What you should do: Gather the lines below that include the string "color", copying each in full.

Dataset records
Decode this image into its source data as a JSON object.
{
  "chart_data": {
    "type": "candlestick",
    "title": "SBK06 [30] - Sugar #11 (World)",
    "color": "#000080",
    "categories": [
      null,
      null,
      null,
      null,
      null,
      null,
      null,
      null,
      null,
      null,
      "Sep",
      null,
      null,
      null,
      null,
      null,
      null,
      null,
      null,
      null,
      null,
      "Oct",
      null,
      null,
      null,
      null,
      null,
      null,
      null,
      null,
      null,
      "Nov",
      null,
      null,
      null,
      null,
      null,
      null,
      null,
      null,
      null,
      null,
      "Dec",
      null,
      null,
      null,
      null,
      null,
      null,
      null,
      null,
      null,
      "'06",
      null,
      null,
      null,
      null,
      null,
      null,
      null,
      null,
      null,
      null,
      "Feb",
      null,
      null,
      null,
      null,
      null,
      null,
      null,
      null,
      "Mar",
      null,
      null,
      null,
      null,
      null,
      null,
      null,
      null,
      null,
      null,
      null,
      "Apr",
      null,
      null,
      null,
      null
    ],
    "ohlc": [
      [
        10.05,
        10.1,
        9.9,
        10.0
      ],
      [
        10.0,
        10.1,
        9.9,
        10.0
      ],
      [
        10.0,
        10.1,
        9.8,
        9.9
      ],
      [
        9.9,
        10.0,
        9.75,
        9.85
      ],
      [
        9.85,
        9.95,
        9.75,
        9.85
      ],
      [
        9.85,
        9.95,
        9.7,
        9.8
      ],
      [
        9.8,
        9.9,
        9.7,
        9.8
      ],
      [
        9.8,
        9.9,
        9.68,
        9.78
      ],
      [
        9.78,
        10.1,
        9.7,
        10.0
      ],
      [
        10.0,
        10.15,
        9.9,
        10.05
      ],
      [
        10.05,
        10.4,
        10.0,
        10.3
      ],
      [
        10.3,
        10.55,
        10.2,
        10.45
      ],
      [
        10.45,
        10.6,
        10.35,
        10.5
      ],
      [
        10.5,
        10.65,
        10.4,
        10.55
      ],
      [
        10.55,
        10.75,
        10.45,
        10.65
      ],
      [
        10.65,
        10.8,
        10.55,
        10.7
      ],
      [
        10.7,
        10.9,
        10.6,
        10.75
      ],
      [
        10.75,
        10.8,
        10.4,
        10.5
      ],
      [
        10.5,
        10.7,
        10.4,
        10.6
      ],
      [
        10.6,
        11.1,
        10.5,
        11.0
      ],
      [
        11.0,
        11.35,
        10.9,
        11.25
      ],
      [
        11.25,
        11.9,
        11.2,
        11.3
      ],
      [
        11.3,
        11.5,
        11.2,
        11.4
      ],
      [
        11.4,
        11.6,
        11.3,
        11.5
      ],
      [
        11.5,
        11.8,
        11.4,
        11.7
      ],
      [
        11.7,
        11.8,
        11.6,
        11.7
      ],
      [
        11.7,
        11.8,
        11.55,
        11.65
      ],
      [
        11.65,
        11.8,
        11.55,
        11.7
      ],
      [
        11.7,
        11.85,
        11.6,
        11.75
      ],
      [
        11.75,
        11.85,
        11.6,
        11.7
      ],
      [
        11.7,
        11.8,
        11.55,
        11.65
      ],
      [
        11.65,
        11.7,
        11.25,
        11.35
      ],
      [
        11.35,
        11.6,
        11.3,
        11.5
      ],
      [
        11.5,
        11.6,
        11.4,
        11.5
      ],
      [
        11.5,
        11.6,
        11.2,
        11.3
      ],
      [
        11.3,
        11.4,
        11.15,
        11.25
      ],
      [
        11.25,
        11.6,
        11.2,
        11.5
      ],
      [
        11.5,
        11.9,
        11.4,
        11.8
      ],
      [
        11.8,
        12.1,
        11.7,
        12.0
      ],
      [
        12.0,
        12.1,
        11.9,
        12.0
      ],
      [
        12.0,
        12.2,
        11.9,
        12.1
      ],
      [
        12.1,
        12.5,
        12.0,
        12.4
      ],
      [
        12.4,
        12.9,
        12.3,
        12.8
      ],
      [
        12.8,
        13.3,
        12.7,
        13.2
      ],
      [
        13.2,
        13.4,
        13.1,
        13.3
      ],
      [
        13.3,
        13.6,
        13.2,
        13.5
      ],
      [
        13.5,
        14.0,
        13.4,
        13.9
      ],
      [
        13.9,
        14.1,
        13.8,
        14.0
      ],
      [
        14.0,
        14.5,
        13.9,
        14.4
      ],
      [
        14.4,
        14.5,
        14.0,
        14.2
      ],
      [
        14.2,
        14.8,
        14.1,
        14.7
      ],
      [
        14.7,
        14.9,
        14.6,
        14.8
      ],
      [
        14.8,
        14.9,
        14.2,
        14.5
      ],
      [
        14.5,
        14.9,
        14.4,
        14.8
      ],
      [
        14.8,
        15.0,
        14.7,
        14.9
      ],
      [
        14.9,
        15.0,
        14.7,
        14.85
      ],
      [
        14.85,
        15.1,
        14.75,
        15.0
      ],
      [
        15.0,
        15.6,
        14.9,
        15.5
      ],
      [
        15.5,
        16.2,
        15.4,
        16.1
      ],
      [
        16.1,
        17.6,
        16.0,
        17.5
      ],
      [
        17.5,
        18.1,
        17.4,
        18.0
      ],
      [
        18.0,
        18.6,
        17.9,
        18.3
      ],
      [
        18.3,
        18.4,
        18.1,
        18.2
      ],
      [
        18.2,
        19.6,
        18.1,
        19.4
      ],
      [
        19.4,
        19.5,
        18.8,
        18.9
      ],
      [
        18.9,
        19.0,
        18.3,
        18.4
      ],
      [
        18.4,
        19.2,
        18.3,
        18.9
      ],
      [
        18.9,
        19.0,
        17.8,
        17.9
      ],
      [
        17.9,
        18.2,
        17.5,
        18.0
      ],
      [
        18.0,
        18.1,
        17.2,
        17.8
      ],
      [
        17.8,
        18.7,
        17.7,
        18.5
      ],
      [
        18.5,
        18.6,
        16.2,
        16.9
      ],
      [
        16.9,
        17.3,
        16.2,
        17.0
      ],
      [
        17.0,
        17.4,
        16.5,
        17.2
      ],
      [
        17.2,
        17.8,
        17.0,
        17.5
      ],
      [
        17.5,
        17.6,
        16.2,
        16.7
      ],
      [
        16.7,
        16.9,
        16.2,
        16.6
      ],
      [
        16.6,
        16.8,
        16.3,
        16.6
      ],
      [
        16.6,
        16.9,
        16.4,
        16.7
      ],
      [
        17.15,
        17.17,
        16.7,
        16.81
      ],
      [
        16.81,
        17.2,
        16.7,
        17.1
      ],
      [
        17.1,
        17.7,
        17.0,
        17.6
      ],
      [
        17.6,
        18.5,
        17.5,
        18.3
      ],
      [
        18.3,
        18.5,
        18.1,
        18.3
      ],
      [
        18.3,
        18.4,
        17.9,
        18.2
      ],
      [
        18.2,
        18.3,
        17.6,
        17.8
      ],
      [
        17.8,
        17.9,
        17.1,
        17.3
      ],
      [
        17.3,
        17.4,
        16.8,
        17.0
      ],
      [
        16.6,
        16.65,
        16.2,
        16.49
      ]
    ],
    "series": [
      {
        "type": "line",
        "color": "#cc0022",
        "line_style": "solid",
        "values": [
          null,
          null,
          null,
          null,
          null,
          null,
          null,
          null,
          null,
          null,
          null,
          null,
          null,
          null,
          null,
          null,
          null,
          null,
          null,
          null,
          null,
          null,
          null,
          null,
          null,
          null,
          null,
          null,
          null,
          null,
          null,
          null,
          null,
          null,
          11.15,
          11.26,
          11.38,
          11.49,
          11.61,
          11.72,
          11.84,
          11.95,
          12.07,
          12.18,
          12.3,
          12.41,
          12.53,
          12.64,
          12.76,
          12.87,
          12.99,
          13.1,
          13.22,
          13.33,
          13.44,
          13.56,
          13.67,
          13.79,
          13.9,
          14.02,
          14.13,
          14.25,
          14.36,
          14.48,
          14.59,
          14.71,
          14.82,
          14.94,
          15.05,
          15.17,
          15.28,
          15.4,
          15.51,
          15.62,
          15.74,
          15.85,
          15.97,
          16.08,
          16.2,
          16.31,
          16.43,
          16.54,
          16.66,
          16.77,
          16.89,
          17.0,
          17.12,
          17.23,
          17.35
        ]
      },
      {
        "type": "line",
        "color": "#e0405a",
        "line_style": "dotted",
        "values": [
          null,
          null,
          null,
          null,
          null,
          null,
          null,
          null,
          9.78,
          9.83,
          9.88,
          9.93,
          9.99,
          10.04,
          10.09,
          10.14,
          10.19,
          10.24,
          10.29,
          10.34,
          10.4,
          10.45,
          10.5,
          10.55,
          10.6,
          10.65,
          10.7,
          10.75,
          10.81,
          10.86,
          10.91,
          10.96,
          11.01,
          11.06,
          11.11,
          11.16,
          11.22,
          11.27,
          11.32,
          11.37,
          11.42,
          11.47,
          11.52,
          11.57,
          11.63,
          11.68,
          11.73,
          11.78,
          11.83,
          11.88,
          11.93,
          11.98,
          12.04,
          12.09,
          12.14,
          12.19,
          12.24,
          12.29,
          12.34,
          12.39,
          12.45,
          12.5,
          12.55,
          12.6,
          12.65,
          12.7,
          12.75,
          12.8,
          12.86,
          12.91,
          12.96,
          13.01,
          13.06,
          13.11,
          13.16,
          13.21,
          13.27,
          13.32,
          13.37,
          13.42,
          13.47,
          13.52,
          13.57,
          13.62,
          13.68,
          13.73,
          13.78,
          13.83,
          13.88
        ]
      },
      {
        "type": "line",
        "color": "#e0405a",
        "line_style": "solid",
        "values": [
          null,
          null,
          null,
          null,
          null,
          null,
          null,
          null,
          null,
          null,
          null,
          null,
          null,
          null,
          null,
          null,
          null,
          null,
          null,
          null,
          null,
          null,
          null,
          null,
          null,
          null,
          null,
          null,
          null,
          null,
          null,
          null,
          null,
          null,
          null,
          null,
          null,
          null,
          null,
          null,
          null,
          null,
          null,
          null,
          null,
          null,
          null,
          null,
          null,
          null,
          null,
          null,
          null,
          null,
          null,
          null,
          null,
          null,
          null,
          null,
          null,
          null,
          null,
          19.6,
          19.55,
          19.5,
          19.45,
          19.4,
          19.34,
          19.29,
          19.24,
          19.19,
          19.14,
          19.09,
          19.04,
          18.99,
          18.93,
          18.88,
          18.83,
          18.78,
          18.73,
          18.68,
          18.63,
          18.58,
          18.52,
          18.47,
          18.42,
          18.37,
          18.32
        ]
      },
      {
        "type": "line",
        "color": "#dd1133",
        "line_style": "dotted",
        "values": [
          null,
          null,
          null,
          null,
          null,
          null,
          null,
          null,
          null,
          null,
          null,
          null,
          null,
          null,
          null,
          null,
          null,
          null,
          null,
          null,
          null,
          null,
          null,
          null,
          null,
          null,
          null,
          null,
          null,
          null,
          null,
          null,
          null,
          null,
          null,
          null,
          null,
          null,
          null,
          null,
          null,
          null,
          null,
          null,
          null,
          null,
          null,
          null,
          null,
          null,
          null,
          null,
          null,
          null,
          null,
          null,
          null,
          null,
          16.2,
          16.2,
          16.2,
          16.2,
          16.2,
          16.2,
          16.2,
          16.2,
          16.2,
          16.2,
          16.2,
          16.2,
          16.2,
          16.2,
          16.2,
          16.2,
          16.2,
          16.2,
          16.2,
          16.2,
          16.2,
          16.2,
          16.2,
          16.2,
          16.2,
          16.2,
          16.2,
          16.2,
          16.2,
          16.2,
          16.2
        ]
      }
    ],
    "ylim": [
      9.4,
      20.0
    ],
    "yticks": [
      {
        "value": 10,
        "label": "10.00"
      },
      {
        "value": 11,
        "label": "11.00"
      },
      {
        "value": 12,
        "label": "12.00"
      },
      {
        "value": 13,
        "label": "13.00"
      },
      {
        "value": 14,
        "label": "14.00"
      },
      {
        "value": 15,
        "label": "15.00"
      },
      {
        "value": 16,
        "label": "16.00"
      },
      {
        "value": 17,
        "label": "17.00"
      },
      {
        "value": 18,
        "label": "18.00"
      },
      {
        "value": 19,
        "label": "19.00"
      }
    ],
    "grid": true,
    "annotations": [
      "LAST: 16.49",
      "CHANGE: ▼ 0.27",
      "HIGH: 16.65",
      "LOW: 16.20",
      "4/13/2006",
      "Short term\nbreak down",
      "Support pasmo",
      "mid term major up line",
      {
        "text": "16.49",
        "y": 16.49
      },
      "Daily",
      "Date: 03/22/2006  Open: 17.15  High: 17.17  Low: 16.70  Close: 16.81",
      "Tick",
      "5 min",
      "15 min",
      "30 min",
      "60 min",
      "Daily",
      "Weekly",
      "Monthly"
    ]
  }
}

Answer to the exercise:
    "color": "#000080",
        "color": "#cc0022",
        "color": "#e0405a",
        "color": "#e0405a",
        "color": "#dd1133",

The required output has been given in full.